What you will do ->
Gather all lines in the entries that include the word "Essay".

[Stored entries]

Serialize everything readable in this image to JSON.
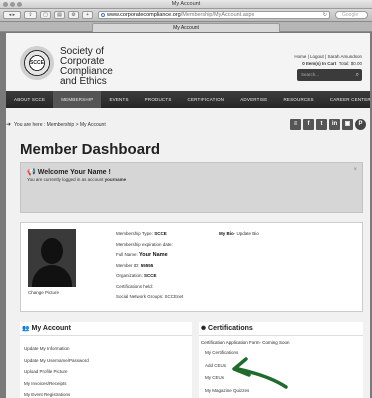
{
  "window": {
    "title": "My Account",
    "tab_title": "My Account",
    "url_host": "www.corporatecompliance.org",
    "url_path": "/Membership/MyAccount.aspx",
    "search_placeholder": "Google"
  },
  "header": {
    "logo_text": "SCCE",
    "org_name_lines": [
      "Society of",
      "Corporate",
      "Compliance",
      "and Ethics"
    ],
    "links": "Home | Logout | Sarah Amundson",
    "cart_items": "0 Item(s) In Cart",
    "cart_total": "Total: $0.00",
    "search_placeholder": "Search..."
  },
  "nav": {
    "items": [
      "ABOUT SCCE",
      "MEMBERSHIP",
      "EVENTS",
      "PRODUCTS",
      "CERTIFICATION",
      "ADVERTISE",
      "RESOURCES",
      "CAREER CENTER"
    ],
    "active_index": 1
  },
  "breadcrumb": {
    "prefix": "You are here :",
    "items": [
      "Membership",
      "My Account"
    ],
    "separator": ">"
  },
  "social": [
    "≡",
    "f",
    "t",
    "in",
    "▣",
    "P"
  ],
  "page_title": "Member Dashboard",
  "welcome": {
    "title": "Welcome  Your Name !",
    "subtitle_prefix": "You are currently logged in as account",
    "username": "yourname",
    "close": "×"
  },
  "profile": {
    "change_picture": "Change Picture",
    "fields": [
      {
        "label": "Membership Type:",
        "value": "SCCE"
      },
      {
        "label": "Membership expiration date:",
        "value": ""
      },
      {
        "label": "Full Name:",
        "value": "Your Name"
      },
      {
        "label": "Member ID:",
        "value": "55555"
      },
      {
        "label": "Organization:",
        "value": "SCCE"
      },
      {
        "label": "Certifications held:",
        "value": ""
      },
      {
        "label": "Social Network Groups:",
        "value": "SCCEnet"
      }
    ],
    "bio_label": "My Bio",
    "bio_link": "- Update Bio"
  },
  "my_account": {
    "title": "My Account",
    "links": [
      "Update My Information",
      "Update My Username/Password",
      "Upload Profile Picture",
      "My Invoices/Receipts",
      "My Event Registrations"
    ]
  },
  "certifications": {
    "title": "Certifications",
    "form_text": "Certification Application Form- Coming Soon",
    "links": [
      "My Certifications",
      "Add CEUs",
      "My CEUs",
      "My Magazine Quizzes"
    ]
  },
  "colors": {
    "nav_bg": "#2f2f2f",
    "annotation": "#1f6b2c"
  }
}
--
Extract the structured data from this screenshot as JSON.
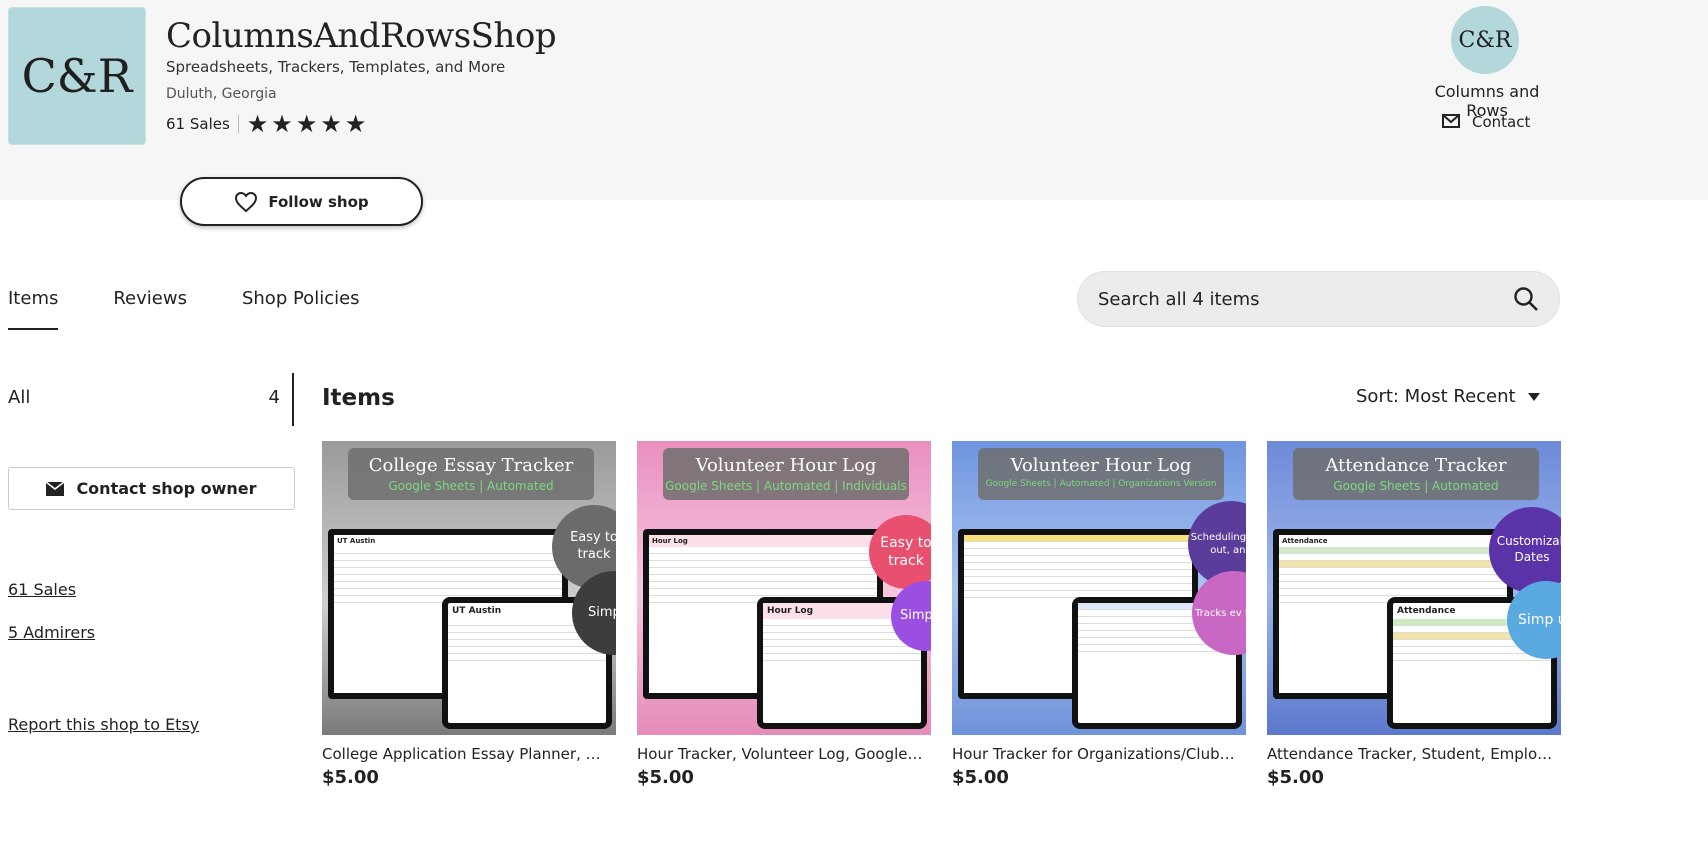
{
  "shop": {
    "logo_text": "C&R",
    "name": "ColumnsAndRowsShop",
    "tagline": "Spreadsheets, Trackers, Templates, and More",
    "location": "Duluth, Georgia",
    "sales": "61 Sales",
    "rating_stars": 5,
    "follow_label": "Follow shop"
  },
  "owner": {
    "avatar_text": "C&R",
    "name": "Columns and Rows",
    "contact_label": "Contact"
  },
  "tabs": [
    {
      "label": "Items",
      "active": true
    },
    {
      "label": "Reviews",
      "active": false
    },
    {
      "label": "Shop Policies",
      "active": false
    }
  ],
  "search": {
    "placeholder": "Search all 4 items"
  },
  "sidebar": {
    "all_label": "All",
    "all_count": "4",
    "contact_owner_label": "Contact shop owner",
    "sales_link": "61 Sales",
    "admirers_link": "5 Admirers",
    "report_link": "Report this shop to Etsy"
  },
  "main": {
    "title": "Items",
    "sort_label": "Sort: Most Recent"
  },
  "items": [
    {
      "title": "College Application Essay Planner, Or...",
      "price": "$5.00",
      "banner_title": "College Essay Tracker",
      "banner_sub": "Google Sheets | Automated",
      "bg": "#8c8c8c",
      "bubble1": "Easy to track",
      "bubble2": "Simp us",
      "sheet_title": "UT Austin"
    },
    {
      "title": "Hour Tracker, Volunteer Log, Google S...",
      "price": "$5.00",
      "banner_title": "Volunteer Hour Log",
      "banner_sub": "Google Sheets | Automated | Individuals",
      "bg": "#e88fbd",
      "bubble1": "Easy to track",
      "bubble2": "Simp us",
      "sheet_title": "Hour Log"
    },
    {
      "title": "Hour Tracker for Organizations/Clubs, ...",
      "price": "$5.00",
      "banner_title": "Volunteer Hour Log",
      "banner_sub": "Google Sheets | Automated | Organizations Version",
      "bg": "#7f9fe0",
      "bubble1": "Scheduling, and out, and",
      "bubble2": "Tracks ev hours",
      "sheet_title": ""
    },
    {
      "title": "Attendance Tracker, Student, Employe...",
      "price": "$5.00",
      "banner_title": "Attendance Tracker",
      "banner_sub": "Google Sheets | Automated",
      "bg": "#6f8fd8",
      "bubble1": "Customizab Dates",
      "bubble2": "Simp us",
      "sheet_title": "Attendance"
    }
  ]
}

Task solution ->
      "title": "College Application Essay Planner, Or...",
      "banner_title": "College Essay Tracker",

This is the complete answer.